**Exercise aim:** Write out all of the entries that follow, word for word, but skip the pictures.

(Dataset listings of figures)
------------------------

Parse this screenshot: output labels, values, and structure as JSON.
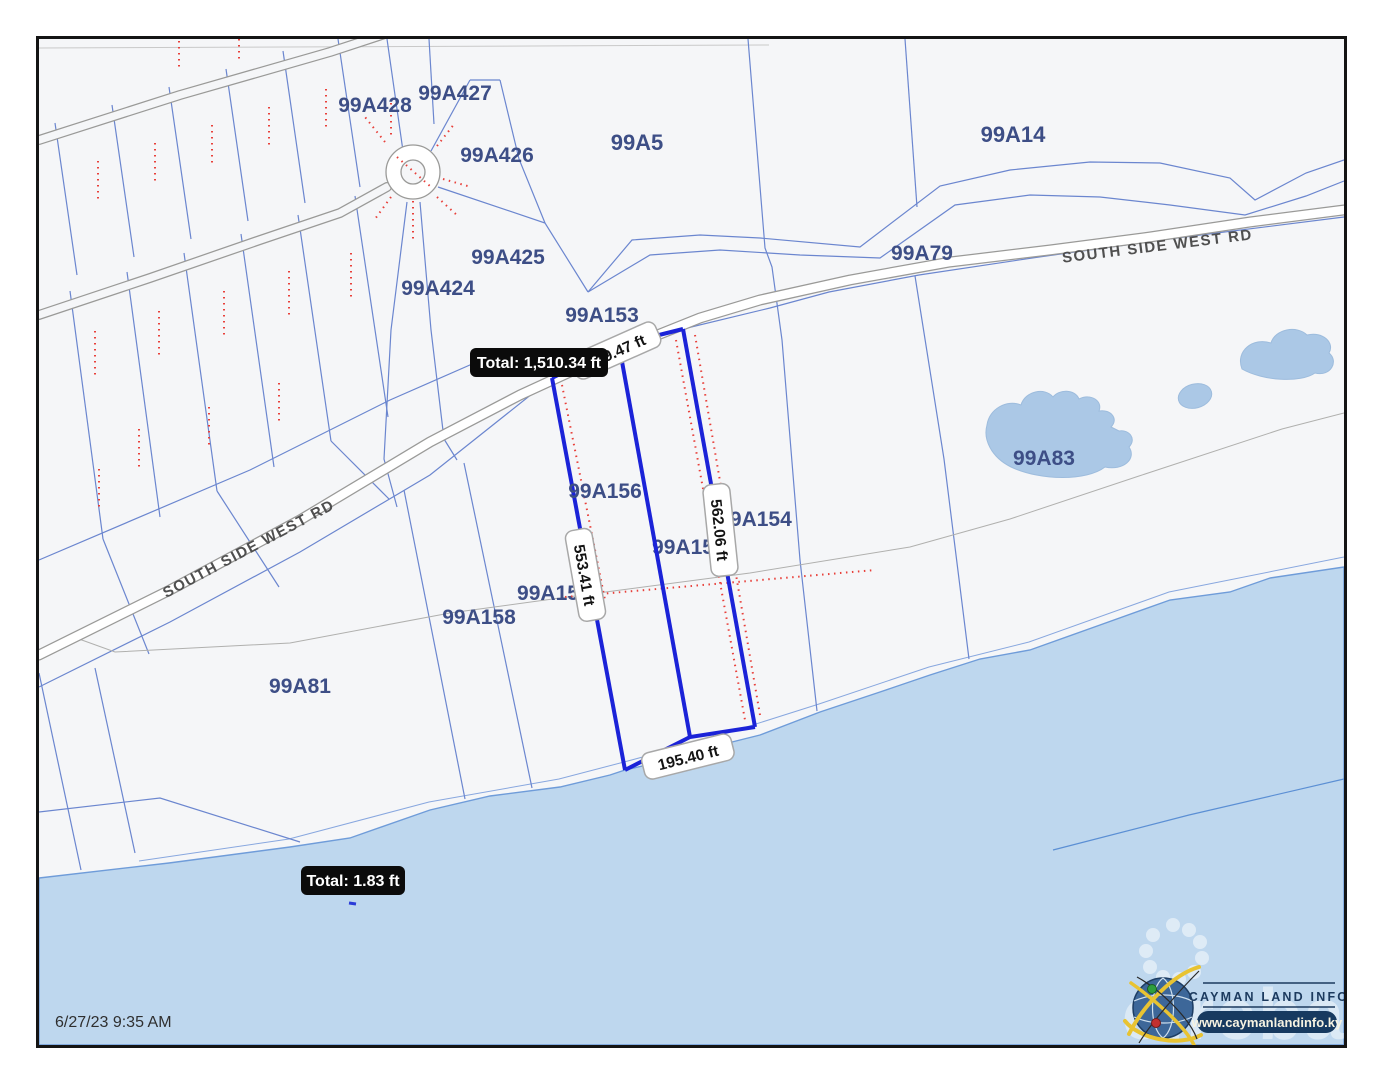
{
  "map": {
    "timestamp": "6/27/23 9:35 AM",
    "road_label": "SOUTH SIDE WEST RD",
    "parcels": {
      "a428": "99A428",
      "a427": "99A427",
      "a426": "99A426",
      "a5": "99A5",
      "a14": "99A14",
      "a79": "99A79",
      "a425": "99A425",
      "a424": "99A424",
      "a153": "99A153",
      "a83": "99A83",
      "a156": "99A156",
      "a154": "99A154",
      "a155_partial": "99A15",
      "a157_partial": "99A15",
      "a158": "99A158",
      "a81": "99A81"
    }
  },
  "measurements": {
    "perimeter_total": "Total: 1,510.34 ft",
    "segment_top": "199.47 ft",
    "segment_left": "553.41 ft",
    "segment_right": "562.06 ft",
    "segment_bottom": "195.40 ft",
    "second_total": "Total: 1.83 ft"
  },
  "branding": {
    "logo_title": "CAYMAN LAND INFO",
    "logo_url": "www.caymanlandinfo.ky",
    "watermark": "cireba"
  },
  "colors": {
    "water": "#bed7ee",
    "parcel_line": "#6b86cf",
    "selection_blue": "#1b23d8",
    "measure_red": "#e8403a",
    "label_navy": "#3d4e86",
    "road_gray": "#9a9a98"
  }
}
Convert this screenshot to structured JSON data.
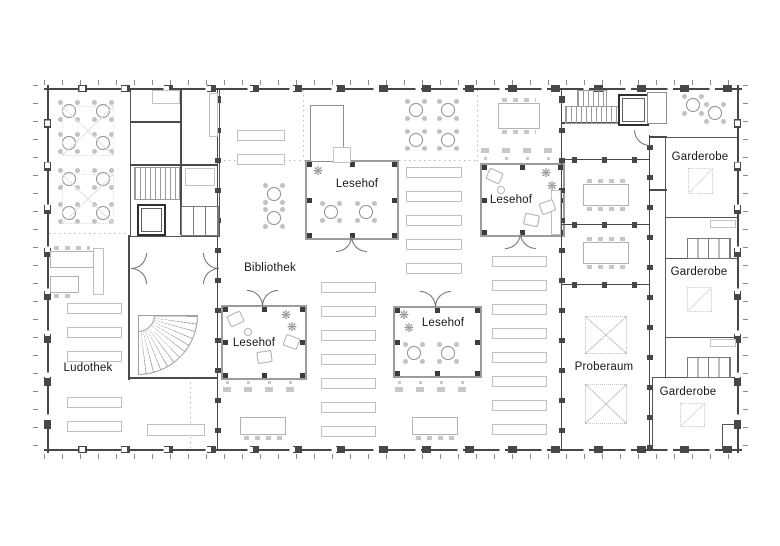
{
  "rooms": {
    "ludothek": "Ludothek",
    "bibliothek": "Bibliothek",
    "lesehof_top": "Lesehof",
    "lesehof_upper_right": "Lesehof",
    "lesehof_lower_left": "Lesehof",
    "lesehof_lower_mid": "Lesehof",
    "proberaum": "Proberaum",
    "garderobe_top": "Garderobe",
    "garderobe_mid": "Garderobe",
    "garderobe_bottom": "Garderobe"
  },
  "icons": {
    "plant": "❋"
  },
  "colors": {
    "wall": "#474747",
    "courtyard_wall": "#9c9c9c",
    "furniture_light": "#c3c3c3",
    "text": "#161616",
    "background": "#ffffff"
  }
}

------------------------

**Reply to the exercise:**
Parse this screenshot: output labels, values, and structure as JSON.
{
  "map": {
    "timestamp": "6/27/23 9:35 AM",
    "road_label": "SOUTH SIDE WEST RD",
    "parcels": {
      "a428": "99A428",
      "a427": "99A427",
      "a426": "99A426",
      "a5": "99A5",
      "a14": "99A14",
      "a79": "99A79",
      "a425": "99A425",
      "a424": "99A424",
      "a153": "99A153",
      "a83": "99A83",
      "a156": "99A156",
      "a154": "99A154",
      "a155_partial": "99A15",
      "a157_partial": "99A15",
      "a158": "99A158",
      "a81": "99A81"
    }
  },
  "measurements": {
    "perimeter_total": "Total: 1,510.34 ft",
    "segment_top": "199.47 ft",
    "segment_left": "553.41 ft",
    "segment_right": "562.06 ft",
    "segment_bottom": "195.40 ft",
    "second_total": "Total: 1.83 ft"
  },
  "branding": {
    "logo_title": "CAYMAN LAND INFO",
    "logo_url": "www.caymanlandinfo.ky",
    "watermark": "cireba"
  },
  "colors": {
    "water": "#bed7ee",
    "parcel_line": "#6b86cf",
    "selection_blue": "#1b23d8",
    "measure_red": "#e8403a",
    "label_navy": "#3d4e86",
    "road_gray": "#9a9a98"
  }
}
Convert this screenshot to structured JSON data.
{
  "rooms": {
    "ludothek": "Ludothek",
    "bibliothek": "Bibliothek",
    "lesehof_top": "Lesehof",
    "lesehof_upper_right": "Lesehof",
    "lesehof_lower_left": "Lesehof",
    "lesehof_lower_mid": "Lesehof",
    "proberaum": "Proberaum",
    "garderobe_top": "Garderobe",
    "garderobe_mid": "Garderobe",
    "garderobe_bottom": "Garderobe"
  },
  "icons": {
    "plant": "❋"
  },
  "colors": {
    "wall": "#474747",
    "courtyard_wall": "#9c9c9c",
    "furniture_light": "#c3c3c3",
    "text": "#161616",
    "background": "#ffffff"
  }
}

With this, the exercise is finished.